### EXERCISE BRIEF
Below are some entries; can you quote all of them exactly?

### STORED RECORDS
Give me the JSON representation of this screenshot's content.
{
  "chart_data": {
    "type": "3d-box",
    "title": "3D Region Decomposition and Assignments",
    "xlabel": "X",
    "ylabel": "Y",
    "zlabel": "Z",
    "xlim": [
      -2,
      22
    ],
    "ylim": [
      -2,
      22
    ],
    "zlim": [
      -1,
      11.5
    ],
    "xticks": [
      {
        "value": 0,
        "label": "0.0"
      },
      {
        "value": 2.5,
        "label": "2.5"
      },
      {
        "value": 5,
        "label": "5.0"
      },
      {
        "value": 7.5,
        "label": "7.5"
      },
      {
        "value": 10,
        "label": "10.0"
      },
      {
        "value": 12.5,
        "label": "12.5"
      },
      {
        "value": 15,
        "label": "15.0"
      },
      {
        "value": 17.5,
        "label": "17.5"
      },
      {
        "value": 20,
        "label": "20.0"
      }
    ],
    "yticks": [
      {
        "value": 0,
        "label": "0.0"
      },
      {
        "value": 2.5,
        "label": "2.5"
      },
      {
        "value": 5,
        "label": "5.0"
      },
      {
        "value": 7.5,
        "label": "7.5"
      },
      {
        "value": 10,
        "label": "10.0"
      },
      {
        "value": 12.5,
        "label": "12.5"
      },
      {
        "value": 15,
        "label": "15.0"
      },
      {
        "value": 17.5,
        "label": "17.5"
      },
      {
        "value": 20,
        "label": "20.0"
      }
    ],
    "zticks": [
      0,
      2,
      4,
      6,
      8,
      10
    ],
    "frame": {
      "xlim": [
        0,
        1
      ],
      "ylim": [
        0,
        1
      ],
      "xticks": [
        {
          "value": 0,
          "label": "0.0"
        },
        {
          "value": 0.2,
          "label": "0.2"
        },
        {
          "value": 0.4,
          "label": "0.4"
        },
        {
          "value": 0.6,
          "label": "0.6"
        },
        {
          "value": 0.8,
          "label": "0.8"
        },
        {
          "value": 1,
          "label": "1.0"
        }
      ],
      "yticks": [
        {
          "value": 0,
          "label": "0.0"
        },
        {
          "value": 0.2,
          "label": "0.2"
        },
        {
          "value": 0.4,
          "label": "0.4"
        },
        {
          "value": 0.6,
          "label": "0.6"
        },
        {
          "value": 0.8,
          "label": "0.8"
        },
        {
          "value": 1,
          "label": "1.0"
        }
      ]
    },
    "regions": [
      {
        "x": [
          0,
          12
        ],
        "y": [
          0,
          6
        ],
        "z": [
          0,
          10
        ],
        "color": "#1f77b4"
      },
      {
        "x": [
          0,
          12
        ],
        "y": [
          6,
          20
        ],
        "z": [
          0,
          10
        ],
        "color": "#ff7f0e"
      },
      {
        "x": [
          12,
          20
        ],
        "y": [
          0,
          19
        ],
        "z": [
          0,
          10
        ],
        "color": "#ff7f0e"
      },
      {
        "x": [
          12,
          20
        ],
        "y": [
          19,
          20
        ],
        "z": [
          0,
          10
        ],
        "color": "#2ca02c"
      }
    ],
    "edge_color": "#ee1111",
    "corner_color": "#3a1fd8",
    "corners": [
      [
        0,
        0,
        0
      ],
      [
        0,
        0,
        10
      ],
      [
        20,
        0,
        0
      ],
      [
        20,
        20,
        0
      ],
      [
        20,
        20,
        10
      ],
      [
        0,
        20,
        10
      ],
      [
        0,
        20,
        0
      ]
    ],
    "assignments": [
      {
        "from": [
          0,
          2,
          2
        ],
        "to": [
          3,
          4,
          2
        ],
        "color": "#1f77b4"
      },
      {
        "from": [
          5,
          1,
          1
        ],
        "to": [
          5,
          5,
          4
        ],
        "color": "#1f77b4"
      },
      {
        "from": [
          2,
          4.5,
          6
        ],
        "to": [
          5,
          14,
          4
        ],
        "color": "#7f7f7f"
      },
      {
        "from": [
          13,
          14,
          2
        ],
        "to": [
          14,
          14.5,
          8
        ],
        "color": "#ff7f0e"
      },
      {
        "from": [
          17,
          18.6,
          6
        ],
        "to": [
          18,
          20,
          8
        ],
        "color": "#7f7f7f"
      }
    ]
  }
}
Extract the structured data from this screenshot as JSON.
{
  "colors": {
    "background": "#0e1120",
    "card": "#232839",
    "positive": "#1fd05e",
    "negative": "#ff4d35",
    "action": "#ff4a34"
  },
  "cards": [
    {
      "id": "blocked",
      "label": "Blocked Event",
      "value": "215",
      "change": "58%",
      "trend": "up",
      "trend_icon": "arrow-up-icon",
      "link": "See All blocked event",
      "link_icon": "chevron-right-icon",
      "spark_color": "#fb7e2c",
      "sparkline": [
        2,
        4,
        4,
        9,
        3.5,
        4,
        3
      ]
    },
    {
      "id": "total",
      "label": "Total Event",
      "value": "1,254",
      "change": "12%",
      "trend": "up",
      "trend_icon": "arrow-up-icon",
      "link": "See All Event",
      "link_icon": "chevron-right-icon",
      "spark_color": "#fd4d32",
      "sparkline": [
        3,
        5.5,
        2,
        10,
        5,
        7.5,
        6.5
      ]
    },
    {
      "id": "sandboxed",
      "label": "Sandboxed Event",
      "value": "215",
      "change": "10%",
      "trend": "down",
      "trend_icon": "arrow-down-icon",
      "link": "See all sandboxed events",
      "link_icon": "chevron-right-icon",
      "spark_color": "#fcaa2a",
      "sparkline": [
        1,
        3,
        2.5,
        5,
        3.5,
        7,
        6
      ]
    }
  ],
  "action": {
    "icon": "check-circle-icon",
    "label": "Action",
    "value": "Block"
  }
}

### EXERCISE RESULT
Give me the JSON representation of this screenshot's content.
{
  "chart_data": {
    "type": "3d-box",
    "title": "3D Region Decomposition and Assignments",
    "xlabel": "X",
    "ylabel": "Y",
    "zlabel": "Z",
    "xlim": [
      -2,
      22
    ],
    "ylim": [
      -2,
      22
    ],
    "zlim": [
      -1,
      11.5
    ],
    "xticks": [
      {
        "value": 0,
        "label": "0.0"
      },
      {
        "value": 2.5,
        "label": "2.5"
      },
      {
        "value": 5,
        "label": "5.0"
      },
      {
        "value": 7.5,
        "label": "7.5"
      },
      {
        "value": 10,
        "label": "10.0"
      },
      {
        "value": 12.5,
        "label": "12.5"
      },
      {
        "value": 15,
        "label": "15.0"
      },
      {
        "value": 17.5,
        "label": "17.5"
      },
      {
        "value": 20,
        "label": "20.0"
      }
    ],
    "yticks": [
      {
        "value": 0,
        "label": "0.0"
      },
      {
        "value": 2.5,
        "label": "2.5"
      },
      {
        "value": 5,
        "label": "5.0"
      },
      {
        "value": 7.5,
        "label": "7.5"
      },
      {
        "value": 10,
        "label": "10.0"
      },
      {
        "value": 12.5,
        "label": "12.5"
      },
      {
        "value": 15,
        "label": "15.0"
      },
      {
        "value": 17.5,
        "label": "17.5"
      },
      {
        "value": 20,
        "label": "20.0"
      }
    ],
    "zticks": [
      0,
      2,
      4,
      6,
      8,
      10
    ],
    "frame": {
      "xlim": [
        0,
        1
      ],
      "ylim": [
        0,
        1
      ],
      "xticks": [
        {
          "value": 0,
          "label": "0.0"
        },
        {
          "value": 0.2,
          "label": "0.2"
        },
        {
          "value": 0.4,
          "label": "0.4"
        },
        {
          "value": 0.6,
          "label": "0.6"
        },
        {
          "value": 0.8,
          "label": "0.8"
        },
        {
          "value": 1,
          "label": "1.0"
        }
      ],
      "yticks": [
        {
          "value": 0,
          "label": "0.0"
        },
        {
          "value": 0.2,
          "label": "0.2"
        },
        {
          "value": 0.4,
          "label": "0.4"
        },
        {
          "value": 0.6,
          "label": "0.6"
        },
        {
          "value": 0.8,
          "label": "0.8"
        },
        {
          "value": 1,
          "label": "1.0"
        }
      ]
    },
    "regions": [
      {
        "x": [
          0,
          12
        ],
        "y": [
          0,
          6
        ],
        "z": [
          0,
          10
        ],
        "color": "#1f77b4"
      },
      {
        "x": [
          0,
          12
        ],
        "y": [
          6,
          20
        ],
        "z": [
          0,
          10
        ],
        "color": "#ff7f0e"
      },
      {
        "x": [
          12,
          20
        ],
        "y": [
          0,
          19
        ],
        "z": [
          0,
          10
        ],
        "color": "#ff7f0e"
      },
      {
        "x": [
          12,
          20
        ],
        "y": [
          19,
          20
        ],
        "z": [
          0,
          10
        ],
        "color": "#2ca02c"
      }
    ],
    "edge_color": "#ee1111",
    "corner_color": "#3a1fd8",
    "corners": [
      [
        0,
        0,
        0
      ],
      [
        0,
        0,
        10
      ],
      [
        20,
        0,
        0
      ],
      [
        20,
        20,
        0
      ],
      [
        20,
        20,
        10
      ],
      [
        0,
        20,
        10
      ],
      [
        0,
        20,
        0
      ]
    ],
    "assignments": [
      {
        "from": [
          0,
          2,
          2
        ],
        "to": [
          3,
          4,
          2
        ],
        "color": "#1f77b4"
      },
      {
        "from": [
          5,
          1,
          1
        ],
        "to": [
          5,
          5,
          4
        ],
        "color": "#1f77b4"
      },
      {
        "from": [
          2,
          4.5,
          6
        ],
        "to": [
          5,
          14,
          4
        ],
        "color": "#7f7f7f"
      },
      {
        "from": [
          13,
          14,
          2
        ],
        "to": [
          14,
          14.5,
          8
        ],
        "color": "#ff7f0e"
      },
      {
        "from": [
          17,
          18.6,
          6
        ],
        "to": [
          18,
          20,
          8
        ],
        "color": "#7f7f7f"
      }
    ]
  }
}
Extract the structured data from this screenshot as JSON.
{
  "colors": {
    "background": "#0e1120",
    "card": "#232839",
    "positive": "#1fd05e",
    "negative": "#ff4d35",
    "action": "#ff4a34"
  },
  "cards": [
    {
      "id": "blocked",
      "label": "Blocked Event",
      "value": "215",
      "change": "58%",
      "trend": "up",
      "trend_icon": "arrow-up-icon",
      "link": "See All blocked event",
      "link_icon": "chevron-right-icon",
      "spark_color": "#fb7e2c",
      "sparkline": [
        2,
        4,
        4,
        9,
        3.5,
        4,
        3
      ]
    },
    {
      "id": "total",
      "label": "Total Event",
      "value": "1,254",
      "change": "12%",
      "trend": "up",
      "trend_icon": "arrow-up-icon",
      "link": "See All Event",
      "link_icon": "chevron-right-icon",
      "spark_color": "#fd4d32",
      "sparkline": [
        3,
        5.5,
        2,
        10,
        5,
        7.5,
        6.5
      ]
    },
    {
      "id": "sandboxed",
      "label": "Sandboxed Event",
      "value": "215",
      "change": "10%",
      "trend": "down",
      "trend_icon": "arrow-down-icon",
      "link": "See all sandboxed events",
      "link_icon": "chevron-right-icon",
      "spark_color": "#fcaa2a",
      "sparkline": [
        1,
        3,
        2.5,
        5,
        3.5,
        7,
        6
      ]
    }
  ],
  "action": {
    "icon": "check-circle-icon",
    "label": "Action",
    "value": "Block"
  }
}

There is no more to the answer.